# THE PROBLEM
Print everything in the records exactly. Leave the pictures out.

= Beginning of Section =

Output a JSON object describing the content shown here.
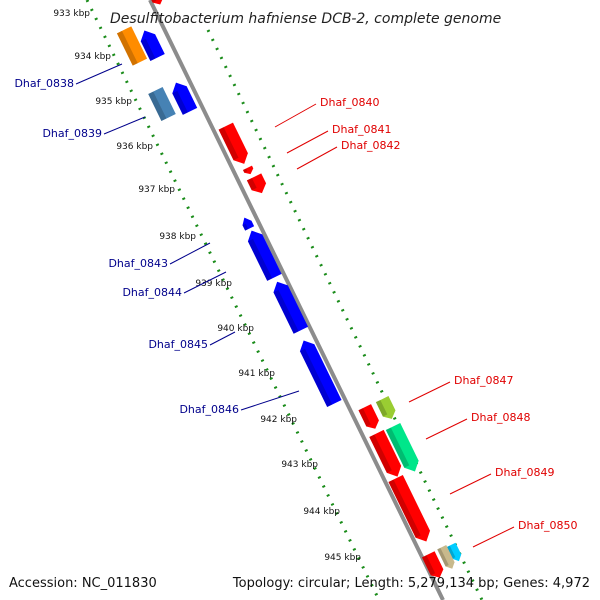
{
  "title": "Desulfitobacterium hafniense DCB-2, complete genome",
  "footer": {
    "accession": "Accession: NC_011830",
    "topology": "Topology: circular; Length: 5,279,134 bp; Genes: 4,972"
  },
  "colors": {
    "backbone": "#8c8c8c",
    "tick": "#1a8c1a",
    "label_minus": "#00008b",
    "label_plus": "#e00000"
  },
  "ticks": [
    "933 kbp",
    "934 kbp",
    "935 kbp",
    "936 kbp",
    "937 kbp",
    "938 kbp",
    "939 kbp",
    "940 kbp",
    "941 kbp",
    "942 kbp",
    "943 kbp",
    "944 kbp",
    "945 kbp"
  ],
  "genes": [
    {
      "id": "top-red",
      "label": "",
      "strand": "plus",
      "color": "#ff0000"
    },
    {
      "id": "orange",
      "label": "Dhaf_0838",
      "strand": "minus",
      "color": "#ff8c00"
    },
    {
      "id": "blue-a",
      "label": "",
      "strand": "minus",
      "color": "#0000ff"
    },
    {
      "id": "steel",
      "label": "Dhaf_0839",
      "strand": "minus",
      "color": "#4682b4"
    },
    {
      "id": "blue-b",
      "label": "",
      "strand": "minus",
      "color": "#0000ff"
    },
    {
      "id": "0840",
      "label": "Dhaf_0840",
      "strand": "plus",
      "color": "#ff0000"
    },
    {
      "id": "0841",
      "label": "Dhaf_0841",
      "strand": "plus",
      "color": "#ff0000"
    },
    {
      "id": "0842",
      "label": "Dhaf_0842",
      "strand": "plus",
      "color": "#ff0000"
    },
    {
      "id": "0843",
      "label": "Dhaf_0843",
      "strand": "minus",
      "color": "#0000ff"
    },
    {
      "id": "0844",
      "label": "Dhaf_0844",
      "strand": "minus",
      "color": "#0000ff"
    },
    {
      "id": "0845",
      "label": "Dhaf_0845",
      "strand": "minus",
      "color": "#0000ff"
    },
    {
      "id": "0846",
      "label": "Dhaf_0846",
      "strand": "minus",
      "color": "#0000ff"
    },
    {
      "id": "0847",
      "label": "Dhaf_0847",
      "strand": "plus",
      "color": "#9acd32"
    },
    {
      "id": "0847r",
      "label": "",
      "strand": "plus",
      "color": "#ff0000"
    },
    {
      "id": "0848",
      "label": "Dhaf_0848",
      "strand": "plus",
      "color": "#00e68a"
    },
    {
      "id": "0848r",
      "label": "",
      "strand": "plus",
      "color": "#ff0000"
    },
    {
      "id": "0849",
      "label": "Dhaf_0849",
      "strand": "plus",
      "color": "#ff0000"
    },
    {
      "id": "0850",
      "label": "Dhaf_0850",
      "strand": "plus",
      "color": "#00ccff"
    },
    {
      "id": "tan",
      "label": "",
      "strand": "plus",
      "color": "#c8b98c"
    },
    {
      "id": "bottom-red",
      "label": "",
      "strand": "plus",
      "color": "#ff0000"
    }
  ]
}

= End of Section =

# EXPECTED ANSWER
Output a JSON object describing the content shown here.
{
  "title": "Desulfitobacterium hafniense DCB-2, complete genome",
  "footer": {
    "accession": "Accession: NC_011830",
    "topology": "Topology: circular; Length: 5,279,134 bp; Genes: 4,972"
  },
  "colors": {
    "backbone": "#8c8c8c",
    "tick": "#1a8c1a",
    "label_minus": "#00008b",
    "label_plus": "#e00000"
  },
  "ticks": [
    "933 kbp",
    "934 kbp",
    "935 kbp",
    "936 kbp",
    "937 kbp",
    "938 kbp",
    "939 kbp",
    "940 kbp",
    "941 kbp",
    "942 kbp",
    "943 kbp",
    "944 kbp",
    "945 kbp"
  ],
  "genes": [
    {
      "id": "top-red",
      "label": "",
      "strand": "plus",
      "color": "#ff0000"
    },
    {
      "id": "orange",
      "label": "Dhaf_0838",
      "strand": "minus",
      "color": "#ff8c00"
    },
    {
      "id": "blue-a",
      "label": "",
      "strand": "minus",
      "color": "#0000ff"
    },
    {
      "id": "steel",
      "label": "Dhaf_0839",
      "strand": "minus",
      "color": "#4682b4"
    },
    {
      "id": "blue-b",
      "label": "",
      "strand": "minus",
      "color": "#0000ff"
    },
    {
      "id": "0840",
      "label": "Dhaf_0840",
      "strand": "plus",
      "color": "#ff0000"
    },
    {
      "id": "0841",
      "label": "Dhaf_0841",
      "strand": "plus",
      "color": "#ff0000"
    },
    {
      "id": "0842",
      "label": "Dhaf_0842",
      "strand": "plus",
      "color": "#ff0000"
    },
    {
      "id": "0843",
      "label": "Dhaf_0843",
      "strand": "minus",
      "color": "#0000ff"
    },
    {
      "id": "0844",
      "label": "Dhaf_0844",
      "strand": "minus",
      "color": "#0000ff"
    },
    {
      "id": "0845",
      "label": "Dhaf_0845",
      "strand": "minus",
      "color": "#0000ff"
    },
    {
      "id": "0846",
      "label": "Dhaf_0846",
      "strand": "minus",
      "color": "#0000ff"
    },
    {
      "id": "0847",
      "label": "Dhaf_0847",
      "strand": "plus",
      "color": "#9acd32"
    },
    {
      "id": "0847r",
      "label": "",
      "strand": "plus",
      "color": "#ff0000"
    },
    {
      "id": "0848",
      "label": "Dhaf_0848",
      "strand": "plus",
      "color": "#00e68a"
    },
    {
      "id": "0848r",
      "label": "",
      "strand": "plus",
      "color": "#ff0000"
    },
    {
      "id": "0849",
      "label": "Dhaf_0849",
      "strand": "plus",
      "color": "#ff0000"
    },
    {
      "id": "0850",
      "label": "Dhaf_0850",
      "strand": "plus",
      "color": "#00ccff"
    },
    {
      "id": "tan",
      "label": "",
      "strand": "plus",
      "color": "#c8b98c"
    },
    {
      "id": "bottom-red",
      "label": "",
      "strand": "plus",
      "color": "#ff0000"
    }
  ]
}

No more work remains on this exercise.